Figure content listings
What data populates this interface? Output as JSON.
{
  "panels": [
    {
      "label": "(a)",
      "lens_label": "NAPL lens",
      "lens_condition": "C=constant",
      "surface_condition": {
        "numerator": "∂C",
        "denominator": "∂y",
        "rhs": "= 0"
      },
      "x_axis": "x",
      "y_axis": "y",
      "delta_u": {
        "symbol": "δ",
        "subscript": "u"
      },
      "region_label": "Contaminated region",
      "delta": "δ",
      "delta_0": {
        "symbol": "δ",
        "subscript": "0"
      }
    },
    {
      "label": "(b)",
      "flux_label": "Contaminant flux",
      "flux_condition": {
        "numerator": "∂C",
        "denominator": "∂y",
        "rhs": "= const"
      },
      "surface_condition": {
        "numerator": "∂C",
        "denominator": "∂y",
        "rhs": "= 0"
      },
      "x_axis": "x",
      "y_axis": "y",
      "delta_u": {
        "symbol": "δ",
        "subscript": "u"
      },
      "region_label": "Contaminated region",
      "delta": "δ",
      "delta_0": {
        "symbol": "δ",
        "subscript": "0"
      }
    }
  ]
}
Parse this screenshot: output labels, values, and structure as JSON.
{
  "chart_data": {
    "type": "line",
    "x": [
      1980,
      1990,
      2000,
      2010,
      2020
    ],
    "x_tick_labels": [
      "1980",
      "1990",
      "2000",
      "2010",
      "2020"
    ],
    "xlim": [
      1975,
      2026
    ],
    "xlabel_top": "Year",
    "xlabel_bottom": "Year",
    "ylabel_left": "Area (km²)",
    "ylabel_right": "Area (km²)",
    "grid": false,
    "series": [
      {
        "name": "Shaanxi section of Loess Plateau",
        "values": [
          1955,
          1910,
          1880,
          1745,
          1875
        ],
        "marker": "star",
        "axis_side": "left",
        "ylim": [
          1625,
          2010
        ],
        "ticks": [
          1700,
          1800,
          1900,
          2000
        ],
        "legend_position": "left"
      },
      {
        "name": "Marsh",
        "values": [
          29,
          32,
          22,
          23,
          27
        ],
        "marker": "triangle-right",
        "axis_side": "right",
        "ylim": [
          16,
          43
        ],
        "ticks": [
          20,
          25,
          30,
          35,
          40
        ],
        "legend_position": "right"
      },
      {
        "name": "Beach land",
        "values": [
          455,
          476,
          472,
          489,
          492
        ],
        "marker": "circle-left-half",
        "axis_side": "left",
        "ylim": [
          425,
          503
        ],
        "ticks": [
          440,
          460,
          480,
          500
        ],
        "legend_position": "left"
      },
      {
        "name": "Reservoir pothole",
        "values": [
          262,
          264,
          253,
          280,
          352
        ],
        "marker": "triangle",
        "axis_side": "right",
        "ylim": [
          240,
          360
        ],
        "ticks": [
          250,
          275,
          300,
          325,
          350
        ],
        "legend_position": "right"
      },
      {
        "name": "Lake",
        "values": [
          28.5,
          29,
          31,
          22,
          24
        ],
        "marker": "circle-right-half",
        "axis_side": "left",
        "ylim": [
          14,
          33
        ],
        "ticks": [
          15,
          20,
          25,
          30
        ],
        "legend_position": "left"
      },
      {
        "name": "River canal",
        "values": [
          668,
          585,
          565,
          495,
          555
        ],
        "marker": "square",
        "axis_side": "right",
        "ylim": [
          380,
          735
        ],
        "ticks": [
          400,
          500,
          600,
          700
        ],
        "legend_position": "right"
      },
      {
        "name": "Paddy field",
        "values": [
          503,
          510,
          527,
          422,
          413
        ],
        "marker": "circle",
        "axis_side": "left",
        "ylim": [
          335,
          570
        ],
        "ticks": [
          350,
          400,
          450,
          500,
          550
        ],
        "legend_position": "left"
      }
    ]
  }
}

**PROBLEM:**
Copy the records above exactly as they appear.

**COMPLETE OUTPUT:**
What data populates this interface? Output as JSON.
{
  "panels": [
    {
      "label": "(a)",
      "lens_label": "NAPL lens",
      "lens_condition": "C=constant",
      "surface_condition": {
        "numerator": "∂C",
        "denominator": "∂y",
        "rhs": "= 0"
      },
      "x_axis": "x",
      "y_axis": "y",
      "delta_u": {
        "symbol": "δ",
        "subscript": "u"
      },
      "region_label": "Contaminated region",
      "delta": "δ",
      "delta_0": {
        "symbol": "δ",
        "subscript": "0"
      }
    },
    {
      "label": "(b)",
      "flux_label": "Contaminant flux",
      "flux_condition": {
        "numerator": "∂C",
        "denominator": "∂y",
        "rhs": "= const"
      },
      "surface_condition": {
        "numerator": "∂C",
        "denominator": "∂y",
        "rhs": "= 0"
      },
      "x_axis": "x",
      "y_axis": "y",
      "delta_u": {
        "symbol": "δ",
        "subscript": "u"
      },
      "region_label": "Contaminated region",
      "delta": "δ",
      "delta_0": {
        "symbol": "δ",
        "subscript": "0"
      }
    }
  ]
}
Parse this screenshot: output labels, values, and structure as JSON.
{
  "chart_data": {
    "type": "line",
    "x": [
      1980,
      1990,
      2000,
      2010,
      2020
    ],
    "x_tick_labels": [
      "1980",
      "1990",
      "2000",
      "2010",
      "2020"
    ],
    "xlim": [
      1975,
      2026
    ],
    "xlabel_top": "Year",
    "xlabel_bottom": "Year",
    "ylabel_left": "Area (km²)",
    "ylabel_right": "Area (km²)",
    "grid": false,
    "series": [
      {
        "name": "Shaanxi section of Loess Plateau",
        "values": [
          1955,
          1910,
          1880,
          1745,
          1875
        ],
        "marker": "star",
        "axis_side": "left",
        "ylim": [
          1625,
          2010
        ],
        "ticks": [
          1700,
          1800,
          1900,
          2000
        ],
        "legend_position": "left"
      },
      {
        "name": "Marsh",
        "values": [
          29,
          32,
          22,
          23,
          27
        ],
        "marker": "triangle-right",
        "axis_side": "right",
        "ylim": [
          16,
          43
        ],
        "ticks": [
          20,
          25,
          30,
          35,
          40
        ],
        "legend_position": "right"
      },
      {
        "name": "Beach land",
        "values": [
          455,
          476,
          472,
          489,
          492
        ],
        "marker": "circle-left-half",
        "axis_side": "left",
        "ylim": [
          425,
          503
        ],
        "ticks": [
          440,
          460,
          480,
          500
        ],
        "legend_position": "left"
      },
      {
        "name": "Reservoir pothole",
        "values": [
          262,
          264,
          253,
          280,
          352
        ],
        "marker": "triangle",
        "axis_side": "right",
        "ylim": [
          240,
          360
        ],
        "ticks": [
          250,
          275,
          300,
          325,
          350
        ],
        "legend_position": "right"
      },
      {
        "name": "Lake",
        "values": [
          28.5,
          29,
          31,
          22,
          24
        ],
        "marker": "circle-right-half",
        "axis_side": "left",
        "ylim": [
          14,
          33
        ],
        "ticks": [
          15,
          20,
          25,
          30
        ],
        "legend_position": "left"
      },
      {
        "name": "River canal",
        "values": [
          668,
          585,
          565,
          495,
          555
        ],
        "marker": "square",
        "axis_side": "right",
        "ylim": [
          380,
          735
        ],
        "ticks": [
          400,
          500,
          600,
          700
        ],
        "legend_position": "right"
      },
      {
        "name": "Paddy field",
        "values": [
          503,
          510,
          527,
          422,
          413
        ],
        "marker": "circle",
        "axis_side": "left",
        "ylim": [
          335,
          570
        ],
        "ticks": [
          350,
          400,
          450,
          500,
          550
        ],
        "legend_position": "left"
      }
    ]
  }
}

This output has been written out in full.